(Dataset rows about figures)
# # # #

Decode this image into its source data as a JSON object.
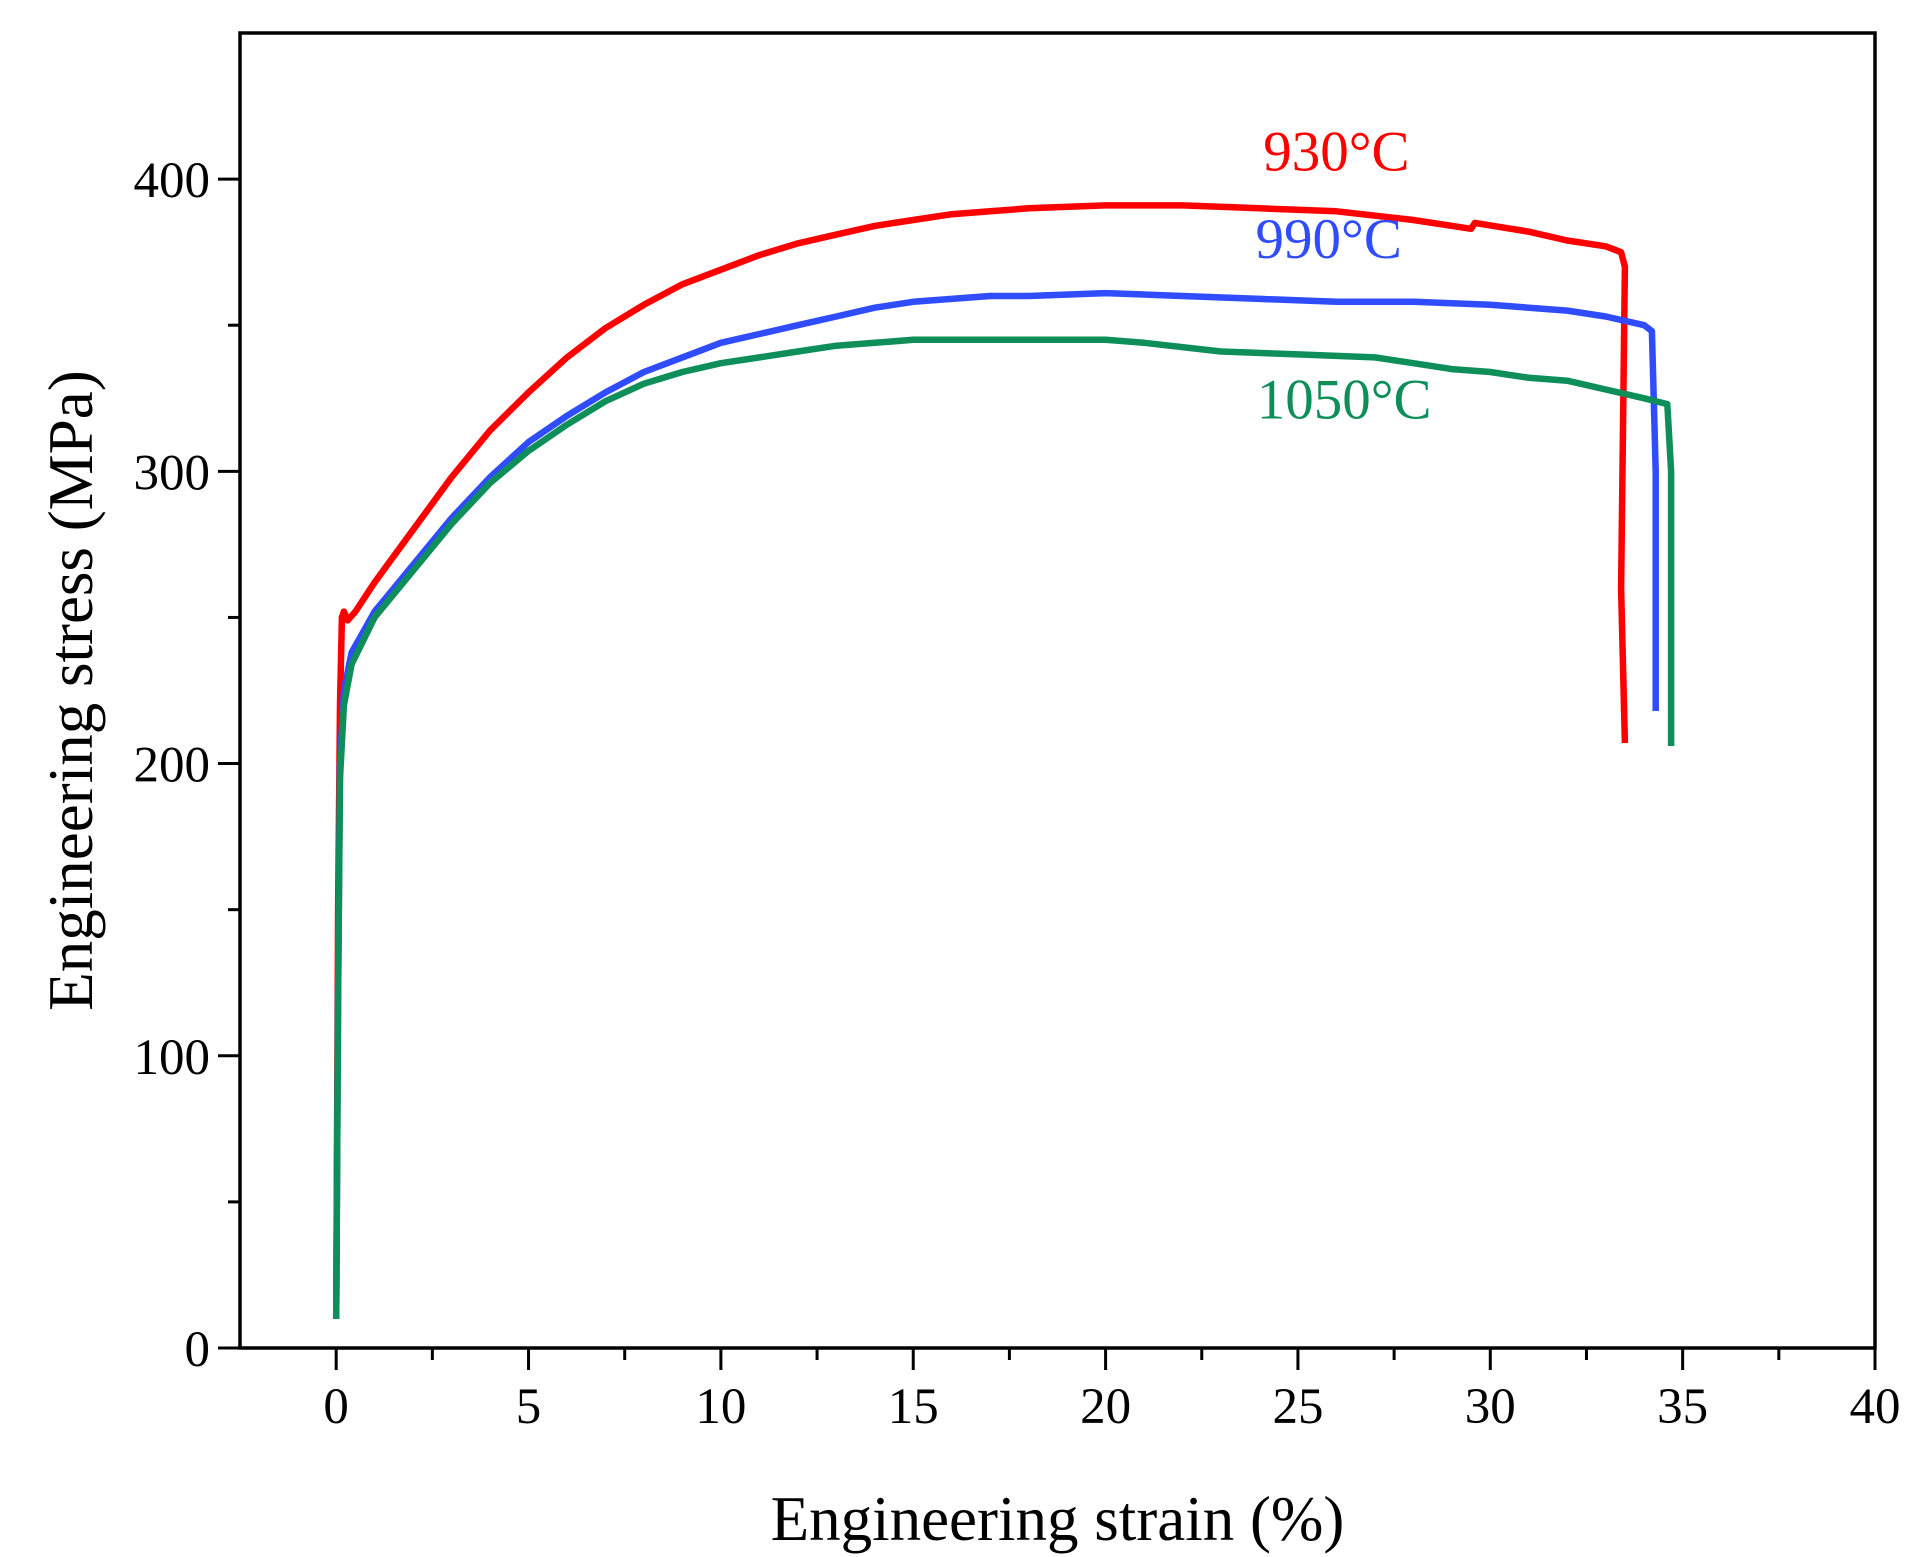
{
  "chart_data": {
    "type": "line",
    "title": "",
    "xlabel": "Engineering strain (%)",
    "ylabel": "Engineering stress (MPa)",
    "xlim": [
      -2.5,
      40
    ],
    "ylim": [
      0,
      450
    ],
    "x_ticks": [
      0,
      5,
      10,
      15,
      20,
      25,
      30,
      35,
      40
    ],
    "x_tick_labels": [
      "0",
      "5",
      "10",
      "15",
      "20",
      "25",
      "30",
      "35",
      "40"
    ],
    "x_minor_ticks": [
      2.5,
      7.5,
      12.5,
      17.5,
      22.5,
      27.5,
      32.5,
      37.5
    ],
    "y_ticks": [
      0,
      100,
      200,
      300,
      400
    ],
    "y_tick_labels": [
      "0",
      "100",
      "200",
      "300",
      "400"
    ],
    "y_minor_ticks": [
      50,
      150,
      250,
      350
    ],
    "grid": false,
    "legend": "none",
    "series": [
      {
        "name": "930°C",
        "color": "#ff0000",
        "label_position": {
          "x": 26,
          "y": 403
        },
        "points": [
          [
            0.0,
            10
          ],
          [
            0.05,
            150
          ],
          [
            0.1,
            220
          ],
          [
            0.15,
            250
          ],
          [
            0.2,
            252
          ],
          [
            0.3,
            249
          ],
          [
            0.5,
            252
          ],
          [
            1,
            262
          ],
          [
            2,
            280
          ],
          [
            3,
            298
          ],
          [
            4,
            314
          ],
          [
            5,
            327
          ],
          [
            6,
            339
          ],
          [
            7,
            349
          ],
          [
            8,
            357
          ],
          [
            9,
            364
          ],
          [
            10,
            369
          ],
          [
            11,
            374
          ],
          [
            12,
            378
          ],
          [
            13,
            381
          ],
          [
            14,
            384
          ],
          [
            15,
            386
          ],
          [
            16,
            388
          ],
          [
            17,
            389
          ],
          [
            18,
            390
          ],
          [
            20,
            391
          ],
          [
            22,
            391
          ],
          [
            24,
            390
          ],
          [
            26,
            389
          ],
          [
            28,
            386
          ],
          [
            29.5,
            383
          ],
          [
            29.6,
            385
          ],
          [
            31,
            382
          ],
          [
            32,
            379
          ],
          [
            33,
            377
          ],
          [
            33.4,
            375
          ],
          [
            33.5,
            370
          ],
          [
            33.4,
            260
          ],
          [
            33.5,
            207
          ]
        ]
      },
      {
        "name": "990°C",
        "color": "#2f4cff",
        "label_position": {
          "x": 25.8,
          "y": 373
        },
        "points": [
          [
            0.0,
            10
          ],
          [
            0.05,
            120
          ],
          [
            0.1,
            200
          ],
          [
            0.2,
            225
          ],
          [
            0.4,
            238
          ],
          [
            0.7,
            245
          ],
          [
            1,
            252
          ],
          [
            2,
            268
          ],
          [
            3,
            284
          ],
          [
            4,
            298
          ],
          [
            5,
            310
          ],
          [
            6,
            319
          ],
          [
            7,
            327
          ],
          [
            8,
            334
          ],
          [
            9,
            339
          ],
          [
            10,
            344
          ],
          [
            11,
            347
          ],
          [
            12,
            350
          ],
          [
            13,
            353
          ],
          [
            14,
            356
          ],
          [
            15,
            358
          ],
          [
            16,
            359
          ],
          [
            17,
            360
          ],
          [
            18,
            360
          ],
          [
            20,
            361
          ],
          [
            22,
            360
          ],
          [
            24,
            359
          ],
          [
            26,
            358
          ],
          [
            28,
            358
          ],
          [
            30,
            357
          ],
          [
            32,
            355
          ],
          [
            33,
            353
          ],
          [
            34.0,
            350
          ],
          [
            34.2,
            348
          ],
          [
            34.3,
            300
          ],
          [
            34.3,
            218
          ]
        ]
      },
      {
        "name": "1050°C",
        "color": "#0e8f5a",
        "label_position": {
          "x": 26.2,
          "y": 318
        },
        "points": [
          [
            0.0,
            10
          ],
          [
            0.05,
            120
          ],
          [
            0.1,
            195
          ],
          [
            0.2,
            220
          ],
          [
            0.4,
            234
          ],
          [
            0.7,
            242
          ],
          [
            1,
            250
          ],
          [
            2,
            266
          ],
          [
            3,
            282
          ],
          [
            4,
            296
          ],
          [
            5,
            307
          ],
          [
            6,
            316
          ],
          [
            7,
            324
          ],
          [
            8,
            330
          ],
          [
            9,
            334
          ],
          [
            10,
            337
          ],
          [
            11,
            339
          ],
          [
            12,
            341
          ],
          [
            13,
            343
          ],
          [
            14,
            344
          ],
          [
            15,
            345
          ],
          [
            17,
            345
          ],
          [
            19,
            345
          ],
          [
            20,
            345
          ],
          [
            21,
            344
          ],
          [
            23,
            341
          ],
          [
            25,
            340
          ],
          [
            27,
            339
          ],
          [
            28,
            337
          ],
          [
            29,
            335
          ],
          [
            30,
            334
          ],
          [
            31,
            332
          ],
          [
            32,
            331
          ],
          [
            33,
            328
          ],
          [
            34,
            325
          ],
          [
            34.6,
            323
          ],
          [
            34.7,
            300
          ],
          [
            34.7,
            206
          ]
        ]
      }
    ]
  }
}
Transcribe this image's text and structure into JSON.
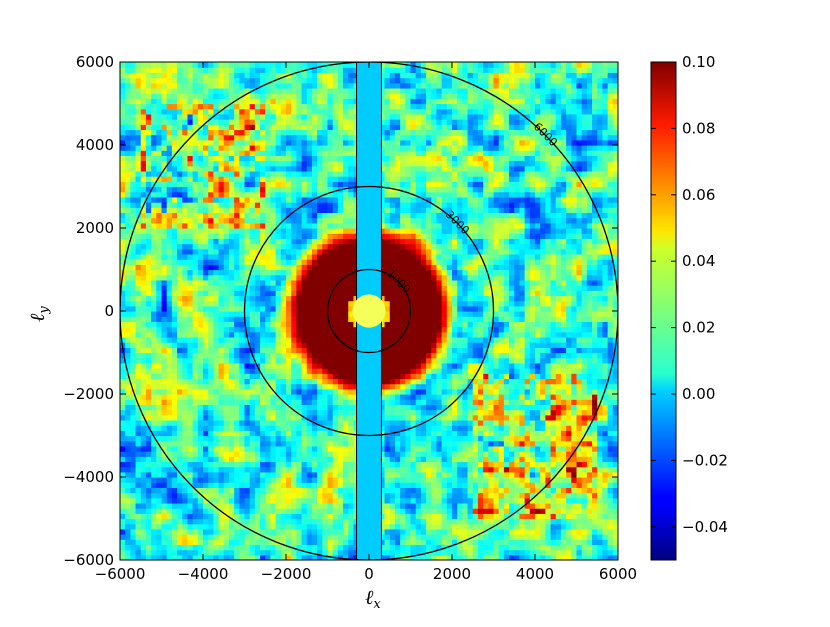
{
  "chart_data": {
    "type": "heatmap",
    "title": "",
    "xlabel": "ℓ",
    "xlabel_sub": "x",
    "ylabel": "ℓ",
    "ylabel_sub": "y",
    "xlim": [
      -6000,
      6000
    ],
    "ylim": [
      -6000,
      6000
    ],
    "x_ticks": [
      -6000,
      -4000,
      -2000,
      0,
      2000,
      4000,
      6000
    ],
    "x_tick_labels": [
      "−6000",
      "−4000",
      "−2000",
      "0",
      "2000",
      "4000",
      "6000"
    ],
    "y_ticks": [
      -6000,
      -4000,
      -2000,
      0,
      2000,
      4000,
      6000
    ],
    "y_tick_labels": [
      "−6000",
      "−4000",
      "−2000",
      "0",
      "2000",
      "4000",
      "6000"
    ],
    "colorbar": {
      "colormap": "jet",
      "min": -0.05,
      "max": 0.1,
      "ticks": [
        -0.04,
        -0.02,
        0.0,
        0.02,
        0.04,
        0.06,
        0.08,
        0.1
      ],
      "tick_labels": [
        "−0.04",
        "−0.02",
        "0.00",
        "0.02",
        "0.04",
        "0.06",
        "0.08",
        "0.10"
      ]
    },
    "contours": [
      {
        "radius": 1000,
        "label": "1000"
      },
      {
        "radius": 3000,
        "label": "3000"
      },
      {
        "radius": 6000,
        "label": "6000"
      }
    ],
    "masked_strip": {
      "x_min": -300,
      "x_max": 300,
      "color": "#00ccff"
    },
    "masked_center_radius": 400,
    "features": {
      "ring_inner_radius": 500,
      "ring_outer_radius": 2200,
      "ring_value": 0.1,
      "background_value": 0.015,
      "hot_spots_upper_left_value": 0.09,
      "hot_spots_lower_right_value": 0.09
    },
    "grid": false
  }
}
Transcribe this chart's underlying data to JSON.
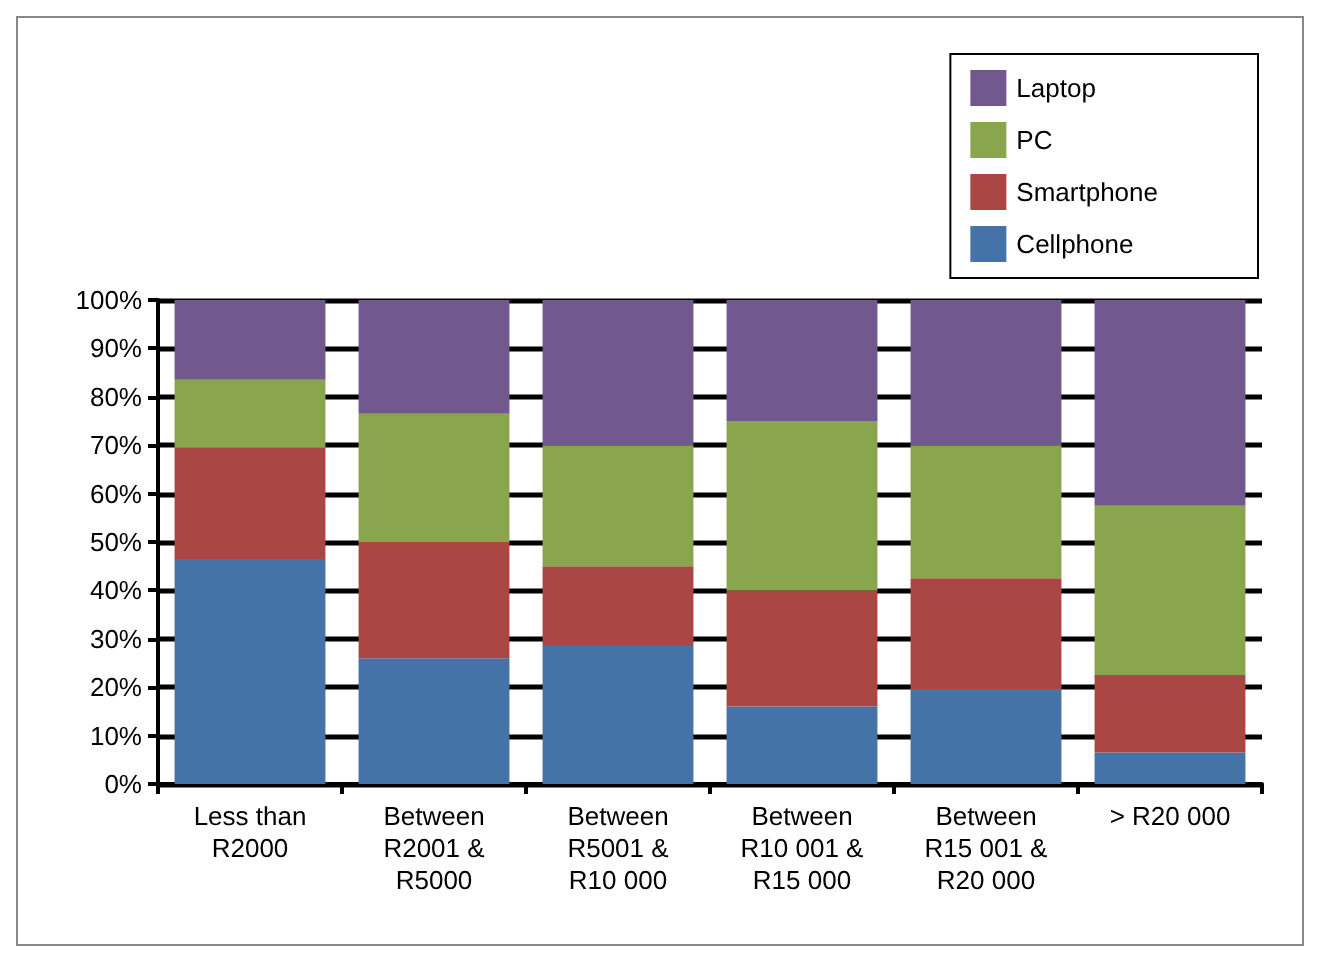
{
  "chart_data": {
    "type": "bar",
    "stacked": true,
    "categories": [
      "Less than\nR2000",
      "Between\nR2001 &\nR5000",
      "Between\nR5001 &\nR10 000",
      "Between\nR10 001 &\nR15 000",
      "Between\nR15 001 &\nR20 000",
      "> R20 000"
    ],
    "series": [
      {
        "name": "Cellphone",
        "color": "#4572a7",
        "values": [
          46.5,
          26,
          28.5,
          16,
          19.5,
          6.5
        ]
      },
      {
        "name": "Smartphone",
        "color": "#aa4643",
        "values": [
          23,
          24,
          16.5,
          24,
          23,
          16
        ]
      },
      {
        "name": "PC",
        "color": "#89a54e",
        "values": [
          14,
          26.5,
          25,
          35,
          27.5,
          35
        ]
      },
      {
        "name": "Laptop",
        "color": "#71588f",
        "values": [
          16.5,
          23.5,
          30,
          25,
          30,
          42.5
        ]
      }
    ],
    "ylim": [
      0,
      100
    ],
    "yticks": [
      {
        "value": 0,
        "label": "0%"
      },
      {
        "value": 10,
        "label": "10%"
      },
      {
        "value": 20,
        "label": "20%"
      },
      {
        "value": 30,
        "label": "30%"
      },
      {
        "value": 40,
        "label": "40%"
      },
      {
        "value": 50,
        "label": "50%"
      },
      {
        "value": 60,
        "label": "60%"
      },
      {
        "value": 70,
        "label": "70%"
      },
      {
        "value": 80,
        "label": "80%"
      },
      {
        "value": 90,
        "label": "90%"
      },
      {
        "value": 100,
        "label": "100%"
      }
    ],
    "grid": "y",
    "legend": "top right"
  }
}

# # # #

• [Exercise]: Of the lines in the data, how many contain the word "into"? Provide the number and nothing further.

• [Complete answer]: 2